- Directions for this task
Check every line of the material below for the string "庆历四年春", and return the ones that have it.

- Records

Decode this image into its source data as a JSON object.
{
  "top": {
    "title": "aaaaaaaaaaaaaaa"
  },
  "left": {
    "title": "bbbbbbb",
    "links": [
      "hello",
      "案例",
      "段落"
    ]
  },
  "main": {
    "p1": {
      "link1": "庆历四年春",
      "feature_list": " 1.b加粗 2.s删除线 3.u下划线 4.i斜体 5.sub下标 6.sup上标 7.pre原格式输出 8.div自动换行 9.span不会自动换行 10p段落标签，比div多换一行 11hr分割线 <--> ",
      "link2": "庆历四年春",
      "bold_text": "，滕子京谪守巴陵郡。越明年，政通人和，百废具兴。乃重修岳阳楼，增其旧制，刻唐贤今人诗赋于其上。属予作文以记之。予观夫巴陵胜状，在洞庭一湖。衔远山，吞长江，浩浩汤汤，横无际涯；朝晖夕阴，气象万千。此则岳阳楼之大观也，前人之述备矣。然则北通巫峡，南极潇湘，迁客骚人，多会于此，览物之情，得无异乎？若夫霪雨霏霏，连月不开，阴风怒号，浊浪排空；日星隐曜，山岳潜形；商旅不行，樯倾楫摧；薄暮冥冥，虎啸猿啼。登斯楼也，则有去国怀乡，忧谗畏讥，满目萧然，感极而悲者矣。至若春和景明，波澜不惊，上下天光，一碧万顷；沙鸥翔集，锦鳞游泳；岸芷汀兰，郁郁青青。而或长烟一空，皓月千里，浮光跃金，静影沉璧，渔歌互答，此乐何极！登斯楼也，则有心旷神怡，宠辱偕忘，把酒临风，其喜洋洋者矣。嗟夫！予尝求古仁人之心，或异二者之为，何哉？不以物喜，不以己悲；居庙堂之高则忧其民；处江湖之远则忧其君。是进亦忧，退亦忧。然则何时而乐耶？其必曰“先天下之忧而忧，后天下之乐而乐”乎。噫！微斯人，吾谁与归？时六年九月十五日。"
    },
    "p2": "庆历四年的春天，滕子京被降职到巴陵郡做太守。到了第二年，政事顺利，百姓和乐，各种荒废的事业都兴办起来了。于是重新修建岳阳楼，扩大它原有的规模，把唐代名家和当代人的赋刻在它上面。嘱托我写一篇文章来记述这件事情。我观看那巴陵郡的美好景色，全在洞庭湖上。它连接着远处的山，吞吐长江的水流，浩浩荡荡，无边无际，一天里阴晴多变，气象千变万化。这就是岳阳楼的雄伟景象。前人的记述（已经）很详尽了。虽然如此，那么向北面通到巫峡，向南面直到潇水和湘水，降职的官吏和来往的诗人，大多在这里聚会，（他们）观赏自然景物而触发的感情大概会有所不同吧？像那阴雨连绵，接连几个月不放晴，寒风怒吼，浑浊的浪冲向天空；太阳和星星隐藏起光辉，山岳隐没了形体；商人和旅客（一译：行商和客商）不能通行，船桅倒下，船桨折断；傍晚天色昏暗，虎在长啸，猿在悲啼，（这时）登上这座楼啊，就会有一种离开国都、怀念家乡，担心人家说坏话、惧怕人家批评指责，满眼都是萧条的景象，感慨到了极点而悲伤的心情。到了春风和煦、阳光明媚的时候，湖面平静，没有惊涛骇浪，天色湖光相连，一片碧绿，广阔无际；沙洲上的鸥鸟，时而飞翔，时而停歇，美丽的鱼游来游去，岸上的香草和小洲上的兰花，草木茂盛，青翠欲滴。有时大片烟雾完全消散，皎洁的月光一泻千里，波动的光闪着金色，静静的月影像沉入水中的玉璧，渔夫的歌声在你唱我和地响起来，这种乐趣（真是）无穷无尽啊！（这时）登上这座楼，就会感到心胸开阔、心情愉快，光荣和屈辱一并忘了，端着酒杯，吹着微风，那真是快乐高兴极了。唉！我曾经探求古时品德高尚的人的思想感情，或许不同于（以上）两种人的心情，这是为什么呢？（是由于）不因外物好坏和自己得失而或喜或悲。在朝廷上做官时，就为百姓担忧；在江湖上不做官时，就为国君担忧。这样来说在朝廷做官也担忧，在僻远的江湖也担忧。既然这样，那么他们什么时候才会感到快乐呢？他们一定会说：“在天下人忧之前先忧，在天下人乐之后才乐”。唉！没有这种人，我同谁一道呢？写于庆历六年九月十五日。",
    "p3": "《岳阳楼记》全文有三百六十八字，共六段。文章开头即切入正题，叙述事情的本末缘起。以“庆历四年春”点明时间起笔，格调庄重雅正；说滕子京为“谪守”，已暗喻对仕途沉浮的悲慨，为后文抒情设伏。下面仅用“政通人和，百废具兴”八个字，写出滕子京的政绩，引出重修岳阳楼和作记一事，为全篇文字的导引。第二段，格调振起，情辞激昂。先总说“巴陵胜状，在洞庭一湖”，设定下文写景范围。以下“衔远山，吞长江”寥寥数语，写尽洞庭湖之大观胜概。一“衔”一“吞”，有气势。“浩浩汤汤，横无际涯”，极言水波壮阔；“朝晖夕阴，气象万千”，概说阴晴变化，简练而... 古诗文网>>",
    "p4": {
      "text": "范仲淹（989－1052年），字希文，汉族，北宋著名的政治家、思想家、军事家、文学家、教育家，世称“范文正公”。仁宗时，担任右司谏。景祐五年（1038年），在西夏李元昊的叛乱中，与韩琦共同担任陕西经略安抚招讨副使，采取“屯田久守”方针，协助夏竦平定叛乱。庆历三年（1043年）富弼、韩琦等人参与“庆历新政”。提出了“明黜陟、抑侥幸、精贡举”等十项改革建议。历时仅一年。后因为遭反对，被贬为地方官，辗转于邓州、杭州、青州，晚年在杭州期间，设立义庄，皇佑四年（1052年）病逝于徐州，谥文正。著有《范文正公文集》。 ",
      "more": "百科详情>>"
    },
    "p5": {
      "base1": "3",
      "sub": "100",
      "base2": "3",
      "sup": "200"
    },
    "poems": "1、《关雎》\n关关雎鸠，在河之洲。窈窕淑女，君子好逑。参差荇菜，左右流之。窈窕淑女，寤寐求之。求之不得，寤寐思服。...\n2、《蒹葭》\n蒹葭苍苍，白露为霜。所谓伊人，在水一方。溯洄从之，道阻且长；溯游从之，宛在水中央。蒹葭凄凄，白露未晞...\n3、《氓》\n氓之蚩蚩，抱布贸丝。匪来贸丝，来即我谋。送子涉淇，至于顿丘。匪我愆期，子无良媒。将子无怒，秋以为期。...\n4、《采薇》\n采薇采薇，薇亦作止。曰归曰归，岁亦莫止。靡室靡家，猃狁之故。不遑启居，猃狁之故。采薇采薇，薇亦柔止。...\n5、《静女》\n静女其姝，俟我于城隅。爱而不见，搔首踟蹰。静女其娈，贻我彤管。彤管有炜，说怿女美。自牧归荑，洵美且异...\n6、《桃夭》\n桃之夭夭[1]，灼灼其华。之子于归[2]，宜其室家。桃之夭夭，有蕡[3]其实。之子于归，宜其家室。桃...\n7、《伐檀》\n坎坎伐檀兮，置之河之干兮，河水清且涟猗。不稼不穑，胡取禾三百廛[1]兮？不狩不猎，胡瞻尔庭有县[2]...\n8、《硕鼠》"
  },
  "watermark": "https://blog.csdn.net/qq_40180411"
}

- Result of the task
      "link1": "庆历四年春",
      "link2": "庆历四年春",
    "p3": "《岳阳楼记》全文有三百六十八字，共六段。文章开头即切入正题，叙述事情的本末缘起。以“庆历四年春”点明时间起笔，格调庄重雅正；说滕子京为“谪守”，已暗喻对仕途沉浮的悲慨，为后文抒情设伏。下面仅用“政通人和，百废具兴”八个字，写出滕子京的政绩，引出重修岳阳楼和作记一事，为全篇文字的导引。第二段，格调振起，情辞激昂。先总说“巴陵胜状，在洞庭一湖”，设定下文写景范围。以下“衔远山，吞长江”寥寥数语，写尽洞庭湖之大观胜概。一“衔”一“吞”，有气势。“浩浩汤汤，横无际涯”，极言水波壮阔；“朝晖夕阴，气象万千”，概说阴晴变化，简练而... 古诗文网>>",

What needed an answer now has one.